Exercise requirements –
Check every line of the records below for the string "values" and copy the ones that have it.

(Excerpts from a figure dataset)
----------------

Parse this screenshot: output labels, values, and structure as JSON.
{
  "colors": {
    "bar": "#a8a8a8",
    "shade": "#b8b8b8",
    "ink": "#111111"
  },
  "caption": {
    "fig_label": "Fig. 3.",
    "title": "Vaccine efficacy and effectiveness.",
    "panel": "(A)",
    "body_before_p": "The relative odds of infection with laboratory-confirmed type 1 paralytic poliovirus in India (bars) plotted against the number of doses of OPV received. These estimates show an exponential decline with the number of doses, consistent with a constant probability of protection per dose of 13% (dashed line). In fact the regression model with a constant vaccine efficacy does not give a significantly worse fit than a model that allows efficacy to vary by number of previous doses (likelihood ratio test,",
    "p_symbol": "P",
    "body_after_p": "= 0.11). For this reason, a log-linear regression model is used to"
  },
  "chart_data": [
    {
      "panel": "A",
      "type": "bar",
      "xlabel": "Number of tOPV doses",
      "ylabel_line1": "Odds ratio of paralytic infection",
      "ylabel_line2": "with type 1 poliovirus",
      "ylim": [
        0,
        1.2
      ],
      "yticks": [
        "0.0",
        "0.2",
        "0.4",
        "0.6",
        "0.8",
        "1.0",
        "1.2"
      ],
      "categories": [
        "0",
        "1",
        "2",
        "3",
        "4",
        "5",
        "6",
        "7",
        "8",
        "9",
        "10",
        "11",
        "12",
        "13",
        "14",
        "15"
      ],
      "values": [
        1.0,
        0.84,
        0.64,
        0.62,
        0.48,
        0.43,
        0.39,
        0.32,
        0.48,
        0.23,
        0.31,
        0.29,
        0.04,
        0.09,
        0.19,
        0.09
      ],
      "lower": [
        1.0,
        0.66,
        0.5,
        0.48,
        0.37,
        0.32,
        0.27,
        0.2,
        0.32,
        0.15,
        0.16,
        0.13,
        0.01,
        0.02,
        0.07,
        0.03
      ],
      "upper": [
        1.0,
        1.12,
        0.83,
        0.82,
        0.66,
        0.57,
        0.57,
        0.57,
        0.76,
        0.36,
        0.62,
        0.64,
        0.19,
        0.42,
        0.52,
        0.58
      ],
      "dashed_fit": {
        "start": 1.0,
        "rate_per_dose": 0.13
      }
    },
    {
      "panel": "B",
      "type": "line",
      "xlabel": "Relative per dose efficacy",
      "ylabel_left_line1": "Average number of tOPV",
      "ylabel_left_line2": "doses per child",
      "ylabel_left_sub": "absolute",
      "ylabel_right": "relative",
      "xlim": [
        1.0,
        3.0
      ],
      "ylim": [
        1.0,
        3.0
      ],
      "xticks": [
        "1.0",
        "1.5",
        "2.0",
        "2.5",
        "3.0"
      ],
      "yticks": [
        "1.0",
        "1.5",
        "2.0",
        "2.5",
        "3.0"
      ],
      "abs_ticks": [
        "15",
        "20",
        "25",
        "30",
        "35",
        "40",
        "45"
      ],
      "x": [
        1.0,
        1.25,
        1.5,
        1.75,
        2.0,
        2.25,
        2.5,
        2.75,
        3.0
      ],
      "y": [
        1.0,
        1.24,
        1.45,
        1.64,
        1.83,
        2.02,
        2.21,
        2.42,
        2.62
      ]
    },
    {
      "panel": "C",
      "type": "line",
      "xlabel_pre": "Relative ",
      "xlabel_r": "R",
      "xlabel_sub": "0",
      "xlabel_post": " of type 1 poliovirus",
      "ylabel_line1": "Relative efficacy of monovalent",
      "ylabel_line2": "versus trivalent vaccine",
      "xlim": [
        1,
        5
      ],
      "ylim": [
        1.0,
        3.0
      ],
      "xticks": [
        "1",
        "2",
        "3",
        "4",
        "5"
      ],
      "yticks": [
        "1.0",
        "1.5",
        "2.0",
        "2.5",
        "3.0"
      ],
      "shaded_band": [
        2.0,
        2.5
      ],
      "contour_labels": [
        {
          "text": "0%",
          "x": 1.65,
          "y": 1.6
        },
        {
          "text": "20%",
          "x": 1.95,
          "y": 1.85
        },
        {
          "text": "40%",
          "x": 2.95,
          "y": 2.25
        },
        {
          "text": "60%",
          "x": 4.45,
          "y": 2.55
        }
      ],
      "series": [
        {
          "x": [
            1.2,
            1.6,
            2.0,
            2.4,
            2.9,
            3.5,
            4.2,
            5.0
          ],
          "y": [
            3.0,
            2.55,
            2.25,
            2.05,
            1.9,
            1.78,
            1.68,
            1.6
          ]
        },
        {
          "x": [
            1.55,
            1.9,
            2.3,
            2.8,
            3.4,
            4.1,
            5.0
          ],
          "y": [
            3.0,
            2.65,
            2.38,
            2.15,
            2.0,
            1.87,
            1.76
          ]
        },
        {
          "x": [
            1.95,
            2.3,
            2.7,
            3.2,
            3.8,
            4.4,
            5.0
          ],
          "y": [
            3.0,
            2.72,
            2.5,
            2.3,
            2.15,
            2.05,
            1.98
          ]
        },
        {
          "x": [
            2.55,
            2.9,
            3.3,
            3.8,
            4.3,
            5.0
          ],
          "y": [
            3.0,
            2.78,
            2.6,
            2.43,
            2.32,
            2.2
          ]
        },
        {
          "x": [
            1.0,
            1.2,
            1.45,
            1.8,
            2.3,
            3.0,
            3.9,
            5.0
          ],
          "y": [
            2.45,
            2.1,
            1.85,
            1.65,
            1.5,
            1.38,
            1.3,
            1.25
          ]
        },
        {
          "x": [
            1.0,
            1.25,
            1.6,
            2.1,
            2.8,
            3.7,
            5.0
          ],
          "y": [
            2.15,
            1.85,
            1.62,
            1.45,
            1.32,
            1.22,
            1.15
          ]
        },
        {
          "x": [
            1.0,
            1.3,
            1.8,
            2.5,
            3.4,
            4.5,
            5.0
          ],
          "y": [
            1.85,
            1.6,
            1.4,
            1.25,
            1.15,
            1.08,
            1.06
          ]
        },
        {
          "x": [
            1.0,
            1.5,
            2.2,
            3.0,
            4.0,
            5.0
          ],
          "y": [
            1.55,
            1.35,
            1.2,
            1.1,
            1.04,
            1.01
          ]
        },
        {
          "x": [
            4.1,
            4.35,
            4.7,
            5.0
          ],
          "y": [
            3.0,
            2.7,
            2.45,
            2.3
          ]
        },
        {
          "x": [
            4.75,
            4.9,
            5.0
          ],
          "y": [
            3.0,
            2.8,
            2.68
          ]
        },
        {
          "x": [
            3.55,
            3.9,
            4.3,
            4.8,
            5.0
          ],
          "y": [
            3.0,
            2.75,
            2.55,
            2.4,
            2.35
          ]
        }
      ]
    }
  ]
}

----------------

Result of the task –
Parse this screenshot: output labels, values, and structure as JSON.
      "values": [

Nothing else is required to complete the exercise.